**MATERIAL FOR THIS TASK:**
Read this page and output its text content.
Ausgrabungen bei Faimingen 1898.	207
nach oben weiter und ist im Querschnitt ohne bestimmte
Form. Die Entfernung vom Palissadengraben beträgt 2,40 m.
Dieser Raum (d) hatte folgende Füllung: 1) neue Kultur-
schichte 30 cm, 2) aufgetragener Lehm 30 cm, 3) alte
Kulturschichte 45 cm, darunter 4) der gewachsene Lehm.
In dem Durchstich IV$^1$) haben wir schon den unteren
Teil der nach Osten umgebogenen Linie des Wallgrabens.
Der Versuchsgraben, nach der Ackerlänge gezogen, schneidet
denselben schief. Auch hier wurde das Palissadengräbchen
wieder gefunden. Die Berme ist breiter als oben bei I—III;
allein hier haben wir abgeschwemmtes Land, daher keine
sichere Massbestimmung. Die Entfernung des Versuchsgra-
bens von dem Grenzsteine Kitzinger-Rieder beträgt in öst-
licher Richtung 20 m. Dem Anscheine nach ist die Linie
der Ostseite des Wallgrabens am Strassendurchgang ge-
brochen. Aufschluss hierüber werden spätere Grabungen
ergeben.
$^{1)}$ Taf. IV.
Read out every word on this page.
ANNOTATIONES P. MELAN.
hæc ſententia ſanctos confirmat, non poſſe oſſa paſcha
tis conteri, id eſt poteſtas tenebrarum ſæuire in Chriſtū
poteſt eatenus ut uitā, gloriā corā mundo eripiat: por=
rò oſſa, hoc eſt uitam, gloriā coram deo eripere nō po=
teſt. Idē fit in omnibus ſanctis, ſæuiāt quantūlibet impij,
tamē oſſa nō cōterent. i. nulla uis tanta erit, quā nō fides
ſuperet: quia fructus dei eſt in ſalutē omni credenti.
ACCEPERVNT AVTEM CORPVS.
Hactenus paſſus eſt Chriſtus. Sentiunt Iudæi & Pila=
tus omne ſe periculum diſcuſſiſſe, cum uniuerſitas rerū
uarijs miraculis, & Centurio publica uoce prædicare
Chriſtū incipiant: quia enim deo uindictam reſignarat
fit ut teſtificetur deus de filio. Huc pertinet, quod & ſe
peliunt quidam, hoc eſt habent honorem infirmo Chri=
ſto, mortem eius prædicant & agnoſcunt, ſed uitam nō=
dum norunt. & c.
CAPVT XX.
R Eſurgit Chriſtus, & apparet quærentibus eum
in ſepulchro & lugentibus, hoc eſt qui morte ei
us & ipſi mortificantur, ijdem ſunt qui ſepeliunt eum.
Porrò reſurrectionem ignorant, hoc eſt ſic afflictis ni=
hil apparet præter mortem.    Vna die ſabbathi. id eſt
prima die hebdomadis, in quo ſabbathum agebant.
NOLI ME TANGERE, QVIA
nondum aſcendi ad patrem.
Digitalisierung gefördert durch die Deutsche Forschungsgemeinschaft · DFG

**THE EXERCISE:** Transcribe word for word the lines from the one holding "Read out every word on this page." to the last line of the listing above, inclusive.

**EXERCISE ANSWER:**
Read out every word on this page.
ANNOTATIONES P. MELAN.
hæc ſententia ſanctos confirmat, non poſſe oſſa paſcha
tis conteri, id eſt poteſtas tenebrarum ſæuire in Chriſtū
poteſt eatenus ut uitā, gloriā corā mundo eripiat: por=
rò oſſa, hoc eſt uitam, gloriā coram deo eripere nō po=
teſt. Idē fit in omnibus ſanctis, ſæuiāt quantūlibet impij,
tamē oſſa nō cōterent. i. nulla uis tanta erit, quā nō fides
ſuperet: quia fructus dei eſt in ſalutē omni credenti.
ACCEPERVNT AVTEM CORPVS.
Hactenus paſſus eſt Chriſtus. Sentiunt Iudæi & Pila=
tus omne ſe periculum diſcuſſiſſe, cum uniuerſitas rerū
uarijs miraculis, & Centurio publica uoce prædicare
Chriſtū incipiant: quia enim deo uindictam reſignarat
fit ut teſtificetur deus de filio. Huc pertinet, quod & ſe
peliunt quidam, hoc eſt habent honorem infirmo Chri=
ſto, mortem eius prædicant & agnoſcunt, ſed uitam nō=
dum norunt. & c.
CAPVT XX.
R Eſurgit Chriſtus, & apparet quærentibus eum
in ſepulchro & lugentibus, hoc eſt qui morte ei
us & ipſi mortificantur, ijdem ſunt qui ſepeliunt eum.
Porrò reſurrectionem ignorant, hoc eſt ſic afflictis ni=
hil apparet præter mortem.    Vna die ſabbathi. id eſt
prima die hebdomadis, in quo ſabbathum agebant.
NOLI ME TANGERE, QVIA
nondum aſcendi ad patrem.
Digitalisierung gefördert durch die Deutsche Forschungsgemeinschaft · DFG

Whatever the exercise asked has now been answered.